* What you should do: Check each line of the entries below for the string "desc"; copy every line where it appears.

(Dataset records)
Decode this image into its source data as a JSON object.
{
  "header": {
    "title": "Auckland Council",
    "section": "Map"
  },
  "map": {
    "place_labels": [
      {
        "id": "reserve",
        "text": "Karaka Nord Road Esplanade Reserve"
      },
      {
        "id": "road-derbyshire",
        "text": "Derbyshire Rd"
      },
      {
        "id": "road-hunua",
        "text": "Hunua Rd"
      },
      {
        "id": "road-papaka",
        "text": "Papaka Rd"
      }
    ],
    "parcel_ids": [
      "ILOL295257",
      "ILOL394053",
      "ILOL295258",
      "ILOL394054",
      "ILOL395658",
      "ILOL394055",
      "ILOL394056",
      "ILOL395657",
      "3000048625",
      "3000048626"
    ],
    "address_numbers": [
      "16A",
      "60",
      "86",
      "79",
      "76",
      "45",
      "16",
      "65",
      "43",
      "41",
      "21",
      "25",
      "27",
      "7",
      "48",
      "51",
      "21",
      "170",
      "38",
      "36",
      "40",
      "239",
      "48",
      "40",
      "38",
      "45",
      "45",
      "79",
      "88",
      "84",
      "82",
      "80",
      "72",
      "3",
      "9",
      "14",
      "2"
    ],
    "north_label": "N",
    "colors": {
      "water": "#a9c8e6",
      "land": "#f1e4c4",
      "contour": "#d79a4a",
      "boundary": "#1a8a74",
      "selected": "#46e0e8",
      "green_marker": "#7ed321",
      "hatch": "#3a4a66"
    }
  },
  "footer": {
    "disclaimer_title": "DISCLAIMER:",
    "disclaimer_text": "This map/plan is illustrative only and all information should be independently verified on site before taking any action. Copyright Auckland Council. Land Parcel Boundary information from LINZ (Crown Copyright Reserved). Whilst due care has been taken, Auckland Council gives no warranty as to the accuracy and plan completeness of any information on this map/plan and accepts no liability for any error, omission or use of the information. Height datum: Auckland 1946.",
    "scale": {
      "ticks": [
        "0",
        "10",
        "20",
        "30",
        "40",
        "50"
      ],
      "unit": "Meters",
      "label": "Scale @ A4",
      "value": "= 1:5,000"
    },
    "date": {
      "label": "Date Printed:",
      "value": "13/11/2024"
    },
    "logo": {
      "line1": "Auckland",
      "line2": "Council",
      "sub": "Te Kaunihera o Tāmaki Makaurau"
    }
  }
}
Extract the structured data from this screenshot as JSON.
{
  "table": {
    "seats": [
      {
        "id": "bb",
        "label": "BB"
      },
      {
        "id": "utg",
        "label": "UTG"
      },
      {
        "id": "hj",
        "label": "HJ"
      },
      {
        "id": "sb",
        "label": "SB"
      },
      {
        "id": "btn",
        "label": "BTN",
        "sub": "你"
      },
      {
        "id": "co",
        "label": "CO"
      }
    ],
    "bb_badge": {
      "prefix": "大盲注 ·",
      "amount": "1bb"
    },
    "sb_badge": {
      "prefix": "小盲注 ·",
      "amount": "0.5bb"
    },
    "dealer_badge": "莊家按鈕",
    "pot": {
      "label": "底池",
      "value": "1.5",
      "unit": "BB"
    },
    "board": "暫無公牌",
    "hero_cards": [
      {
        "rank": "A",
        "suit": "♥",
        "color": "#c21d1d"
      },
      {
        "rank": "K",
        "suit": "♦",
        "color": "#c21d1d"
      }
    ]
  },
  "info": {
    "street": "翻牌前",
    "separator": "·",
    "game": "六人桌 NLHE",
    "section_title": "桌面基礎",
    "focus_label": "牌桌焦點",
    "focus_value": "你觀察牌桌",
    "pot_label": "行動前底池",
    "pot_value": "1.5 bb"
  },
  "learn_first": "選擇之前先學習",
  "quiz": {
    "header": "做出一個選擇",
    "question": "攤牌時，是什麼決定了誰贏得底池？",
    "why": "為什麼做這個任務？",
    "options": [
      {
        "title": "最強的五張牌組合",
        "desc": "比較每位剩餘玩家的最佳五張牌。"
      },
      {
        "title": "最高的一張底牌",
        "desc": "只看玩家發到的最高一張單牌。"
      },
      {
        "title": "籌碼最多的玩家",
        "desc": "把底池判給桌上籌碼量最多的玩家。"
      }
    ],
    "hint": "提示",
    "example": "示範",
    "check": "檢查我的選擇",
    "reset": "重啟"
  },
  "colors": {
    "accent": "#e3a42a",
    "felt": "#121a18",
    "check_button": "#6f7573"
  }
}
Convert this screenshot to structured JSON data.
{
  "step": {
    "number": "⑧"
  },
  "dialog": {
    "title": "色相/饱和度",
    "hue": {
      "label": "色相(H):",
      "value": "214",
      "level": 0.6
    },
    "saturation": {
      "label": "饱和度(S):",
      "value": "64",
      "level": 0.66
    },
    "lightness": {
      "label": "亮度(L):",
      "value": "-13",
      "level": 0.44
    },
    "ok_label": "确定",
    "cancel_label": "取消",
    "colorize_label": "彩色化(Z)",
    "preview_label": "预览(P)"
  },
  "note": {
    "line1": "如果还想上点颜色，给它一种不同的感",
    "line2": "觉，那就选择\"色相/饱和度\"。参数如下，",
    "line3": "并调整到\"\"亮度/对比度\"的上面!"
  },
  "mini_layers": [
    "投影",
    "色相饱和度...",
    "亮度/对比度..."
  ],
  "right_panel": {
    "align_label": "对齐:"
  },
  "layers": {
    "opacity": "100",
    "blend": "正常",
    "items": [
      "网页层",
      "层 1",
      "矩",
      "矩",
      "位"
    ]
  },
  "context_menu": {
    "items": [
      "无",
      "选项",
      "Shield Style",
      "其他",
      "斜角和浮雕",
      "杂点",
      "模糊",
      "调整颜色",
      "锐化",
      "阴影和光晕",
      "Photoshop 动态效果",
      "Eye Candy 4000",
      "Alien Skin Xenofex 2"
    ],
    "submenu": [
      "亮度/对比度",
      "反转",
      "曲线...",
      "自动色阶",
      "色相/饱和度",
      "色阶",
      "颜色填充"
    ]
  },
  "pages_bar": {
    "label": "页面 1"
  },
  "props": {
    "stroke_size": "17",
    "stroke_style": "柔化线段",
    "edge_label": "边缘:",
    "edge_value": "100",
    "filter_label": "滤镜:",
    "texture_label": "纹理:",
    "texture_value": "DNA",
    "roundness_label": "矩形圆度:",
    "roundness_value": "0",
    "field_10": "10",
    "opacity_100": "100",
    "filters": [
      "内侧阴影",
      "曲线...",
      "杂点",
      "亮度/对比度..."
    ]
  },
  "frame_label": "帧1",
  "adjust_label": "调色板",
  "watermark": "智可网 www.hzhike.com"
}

* Solved problem:
        "desc": "比較每位剩餘玩家的最佳五張牌。"
        "desc": "只看玩家發到的最高一張單牌。"
        "desc": "把底池判給桌上籌碼量最多的玩家。"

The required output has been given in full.